Go through the entries below and copy each line containing the word "JSON".
BEGIN Data provided
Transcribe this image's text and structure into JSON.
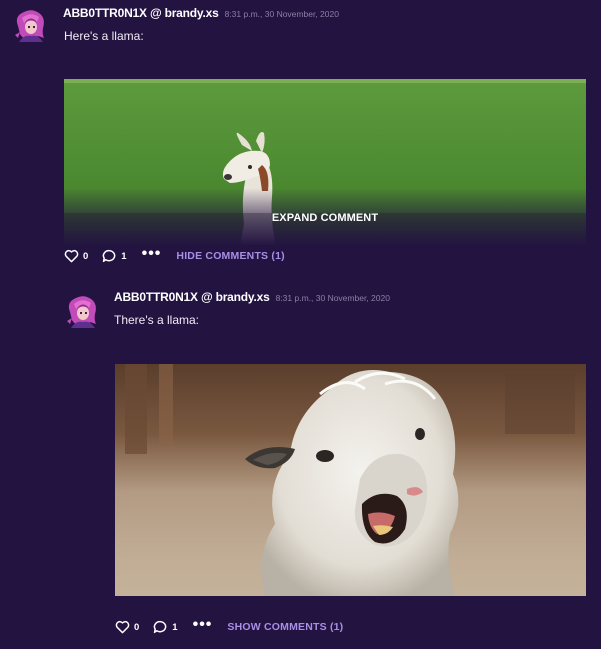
{
  "posts": [
    {
      "author": "ABB0TTR0N1X @ brandy.xs",
      "timestamp": "8:31 p.m., 30 November, 2020",
      "text": "Here's a llama:",
      "likes": "0",
      "comments": "1",
      "more_icon": "•••",
      "toggle_label": "HIDE COMMENTS (1)",
      "expand_label": "EXPAND COMMENT"
    },
    {
      "author": "ABB0TTR0N1X @ brandy.xs",
      "timestamp": "8:31 p.m., 30 November, 2020",
      "text": "There's a llama:",
      "likes": "0",
      "comments": "1",
      "more_icon": "•••",
      "toggle_label": "SHOW COMMENTS (1)"
    }
  ],
  "colors": {
    "background": "#231341",
    "accent": "#a98ee6",
    "timestamp": "#8c7fa3"
  },
  "icons": [
    "avatar",
    "heart-icon",
    "comment-bubble-icon",
    "more-icon"
  ]
}
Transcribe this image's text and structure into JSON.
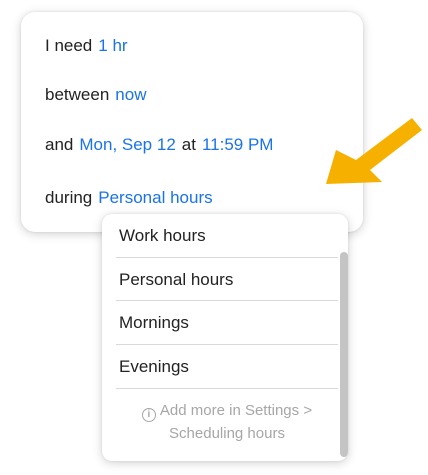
{
  "scheduler": {
    "need_label": "I need",
    "duration": "1 hr",
    "between_label": "between",
    "start": "now",
    "and_label": "and",
    "end_date": "Mon, Sep 12",
    "at_label": "at",
    "end_time": "11:59 PM",
    "during_label": "during",
    "hours_selection": "Personal hours"
  },
  "dropdown": {
    "options": [
      "Work hours",
      "Personal hours",
      "Mornings",
      "Evenings"
    ],
    "hint_icon": "info-icon",
    "hint_line1": "Add more in Settings >",
    "hint_line2": "Scheduling hours"
  },
  "colors": {
    "link": "#1a73e8",
    "arrow": "#f6b100"
  }
}
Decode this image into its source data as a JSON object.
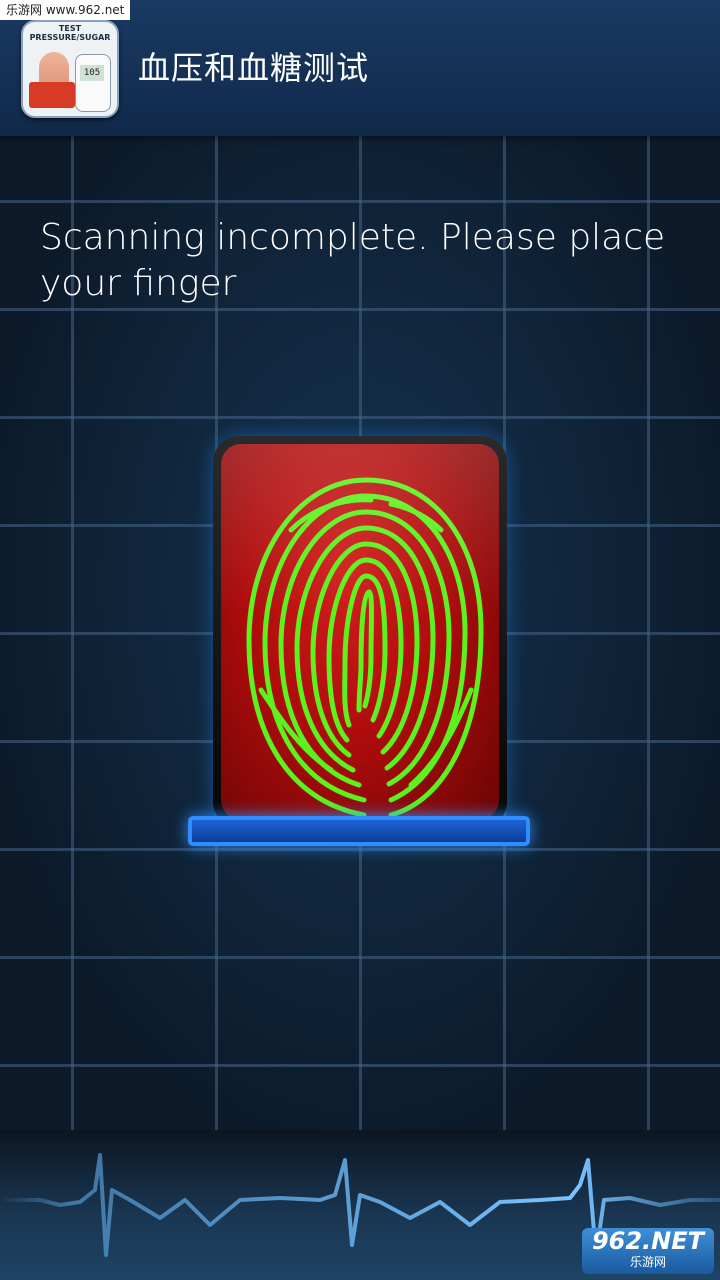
{
  "watermark_top": "乐游网 www.962.net",
  "app": {
    "title": "血压和血糖测试",
    "icon_label_line1": "TEST",
    "icon_label_line2": "PRESSURE/SUGAR",
    "icon_meter_value": "105"
  },
  "main": {
    "instruction": "Scanning incomplete. Please place your finger"
  },
  "colors": {
    "appbar": "#14335a",
    "pad_red": "#c41414",
    "fingerprint_green": "#5cf21e",
    "scan_glow": "#2f8dff",
    "ecg_line": "#5aa8e6"
  },
  "icons": {
    "app_icon": "blood-pressure-sugar-app-icon",
    "fingerprint": "fingerprint-icon",
    "ecg": "heartbeat-line-icon"
  },
  "watermark_bottom": {
    "main": "962.NET",
    "sub": "乐游网"
  }
}
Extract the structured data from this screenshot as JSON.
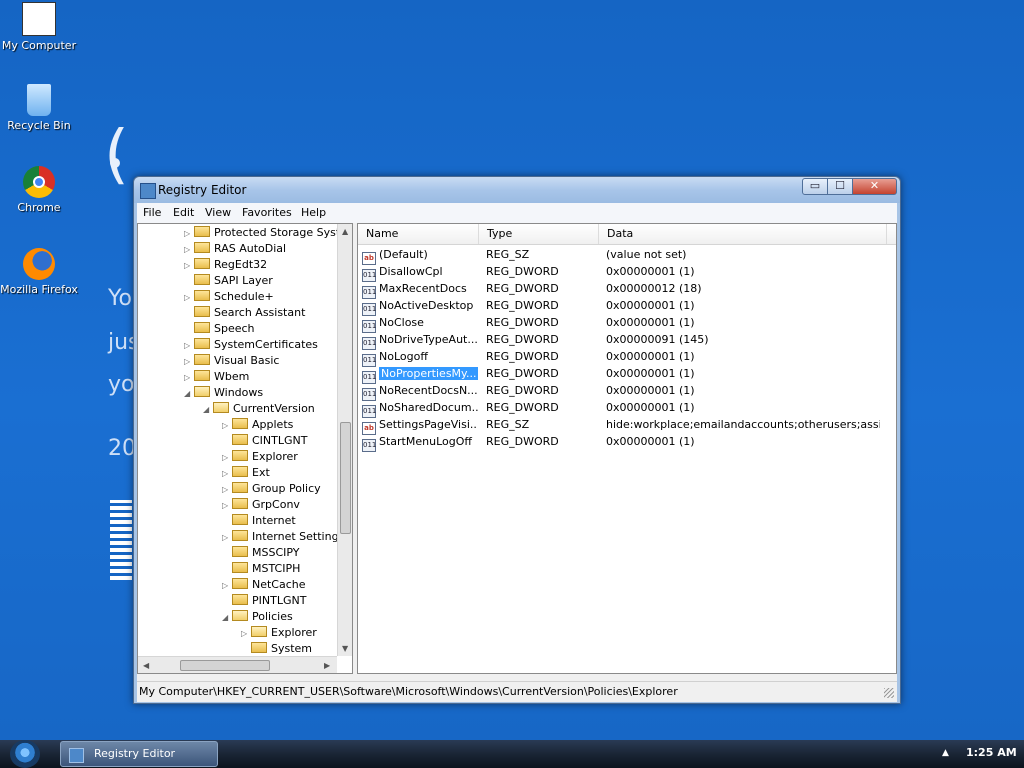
{
  "desktop": {
    "icons": [
      {
        "label": "My Computer"
      },
      {
        "label": "Recycle Bin"
      },
      {
        "label": "Chrome"
      },
      {
        "label": "Mozilla Firefox"
      }
    ],
    "background_fragments": {
      "sad": "(",
      "line1": "Yo",
      "line2": "jus",
      "line3": "yo",
      "line4": "20"
    }
  },
  "window": {
    "title": "Registry Editor",
    "buttons": {
      "minimize": "▭",
      "maximize": "☐",
      "close": "✕"
    },
    "menu": [
      "File",
      "Edit",
      "View",
      "Favorites",
      "Help"
    ],
    "tree": [
      {
        "label": "Protected Storage Syst",
        "expander": "▷",
        "open": false
      },
      {
        "label": "RAS AutoDial",
        "expander": "▷",
        "open": false
      },
      {
        "label": "RegEdt32",
        "expander": "▷",
        "open": false
      },
      {
        "label": "SAPI Layer",
        "expander": "",
        "open": false
      },
      {
        "label": "Schedule+",
        "expander": "▷",
        "open": false
      },
      {
        "label": "Search Assistant",
        "expander": "",
        "open": false
      },
      {
        "label": "Speech",
        "expander": "",
        "open": false
      },
      {
        "label": "SystemCertificates",
        "expander": "▷",
        "open": false
      },
      {
        "label": "Visual Basic",
        "expander": "▷",
        "open": false
      },
      {
        "label": "Wbem",
        "expander": "▷",
        "open": false
      },
      {
        "label": "Windows",
        "expander": "◢",
        "open": true
      },
      {
        "label": "CurrentVersion",
        "expander": "◢",
        "open": true
      },
      {
        "label": "Applets",
        "expander": "▷",
        "open": false
      },
      {
        "label": "CINTLGNT",
        "expander": "",
        "open": false
      },
      {
        "label": "Explorer",
        "expander": "▷",
        "open": false
      },
      {
        "label": "Ext",
        "expander": "▷",
        "open": false
      },
      {
        "label": "Group Policy",
        "expander": "▷",
        "open": false
      },
      {
        "label": "GrpConv",
        "expander": "▷",
        "open": false
      },
      {
        "label": "Internet",
        "expander": "",
        "open": false
      },
      {
        "label": "Internet Setting",
        "expander": "▷",
        "open": false
      },
      {
        "label": "MSSCIPY",
        "expander": "",
        "open": false
      },
      {
        "label": "MSTCIPH",
        "expander": "",
        "open": false
      },
      {
        "label": "NetCache",
        "expander": "▷",
        "open": false
      },
      {
        "label": "PINTLGNT",
        "expander": "",
        "open": false
      },
      {
        "label": "Policies",
        "expander": "◢",
        "open": true
      },
      {
        "label": "Explorer",
        "expander": "▷",
        "open": true
      },
      {
        "label": "System",
        "expander": "",
        "open": false
      }
    ],
    "columns": {
      "name": "Name",
      "type": "Type",
      "data": "Data"
    },
    "values": [
      {
        "name": "(Default)",
        "type": "REG_SZ",
        "data": "(value not set)",
        "icon": "ab",
        "selected": false
      },
      {
        "name": "DisallowCpl",
        "type": "REG_DWORD",
        "data": "0x00000001 (1)",
        "icon": "dword",
        "selected": false
      },
      {
        "name": "MaxRecentDocs",
        "type": "REG_DWORD",
        "data": "0x00000012 (18)",
        "icon": "dword",
        "selected": false
      },
      {
        "name": "NoActiveDesktop",
        "type": "REG_DWORD",
        "data": "0x00000001 (1)",
        "icon": "dword",
        "selected": false
      },
      {
        "name": "NoClose",
        "type": "REG_DWORD",
        "data": "0x00000001 (1)",
        "icon": "dword",
        "selected": false
      },
      {
        "name": "NoDriveTypeAut...",
        "type": "REG_DWORD",
        "data": "0x00000091 (145)",
        "icon": "dword",
        "selected": false
      },
      {
        "name": "NoLogoff",
        "type": "REG_DWORD",
        "data": "0x00000001 (1)",
        "icon": "dword",
        "selected": false
      },
      {
        "name": "NoPropertiesMy...",
        "type": "REG_DWORD",
        "data": "0x00000001 (1)",
        "icon": "dword",
        "selected": true
      },
      {
        "name": "NoRecentDocsN...",
        "type": "REG_DWORD",
        "data": "0x00000001 (1)",
        "icon": "dword",
        "selected": false
      },
      {
        "name": "NoSharedDocum...",
        "type": "REG_DWORD",
        "data": "0x00000001 (1)",
        "icon": "dword",
        "selected": false
      },
      {
        "name": "SettingsPageVisi...",
        "type": "REG_SZ",
        "data": "hide:workplace;emailandaccounts;otherusers;assig...",
        "icon": "ab",
        "selected": false
      },
      {
        "name": "StartMenuLogOff",
        "type": "REG_DWORD",
        "data": "0x00000001 (1)",
        "icon": "dword",
        "selected": false
      }
    ],
    "status": "My Computer\\HKEY_CURRENT_USER\\Software\\Microsoft\\Windows\\CurrentVersion\\Policies\\Explorer"
  },
  "taskbar": {
    "task_label": "Registry Editor",
    "tray_arrow": "▲",
    "clock": "1:25 AM"
  }
}
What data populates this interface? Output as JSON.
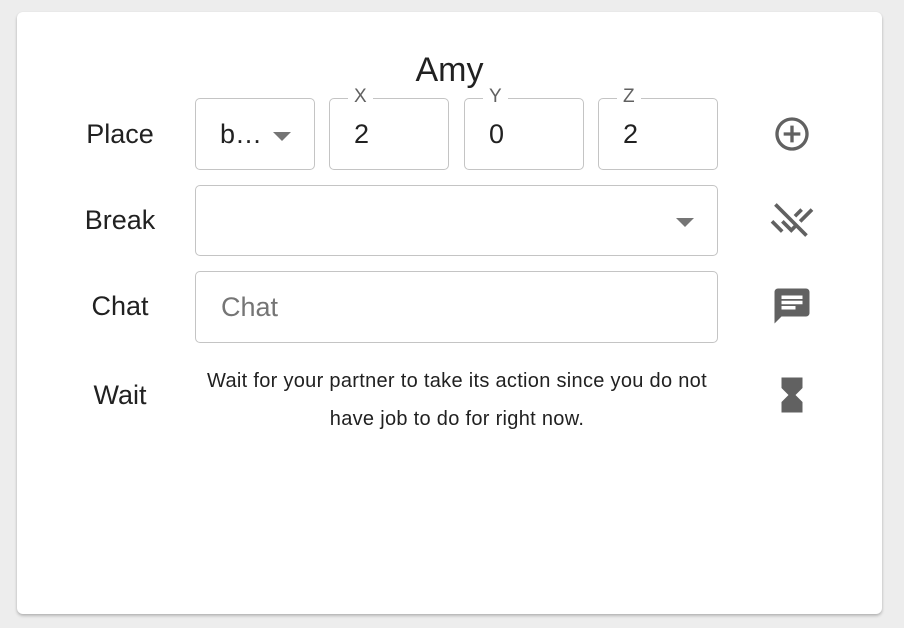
{
  "agent_name": "Amy",
  "place": {
    "label": "Place",
    "block_value": "b…",
    "x": {
      "legend": "X",
      "value": "2"
    },
    "y": {
      "legend": "Y",
      "value": "0"
    },
    "z": {
      "legend": "Z",
      "value": "2"
    },
    "action_icon": "add-circle-icon"
  },
  "break": {
    "label": "Break",
    "value": "",
    "action_icon": "remove-done-icon"
  },
  "chat": {
    "label": "Chat",
    "placeholder": "Chat",
    "value": "",
    "action_icon": "chat-icon"
  },
  "wait": {
    "label": "Wait",
    "message": "Wait for your partner to take its action since you do not have job to do for right now.",
    "action_icon": "hourglass-icon"
  },
  "colors": {
    "icon": "#616161",
    "border": "#c4c4c4",
    "text": "#212121"
  }
}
END Data provided
▶ _Finished answer_
Transcribe this image's text and structure into JSON.
Transcribe this image's text and structure into JSON.
Decode this image into its source data as a JSON object.
Extract the structured data from this screenshot as JSON.
What data populates this interface? Output as JSON.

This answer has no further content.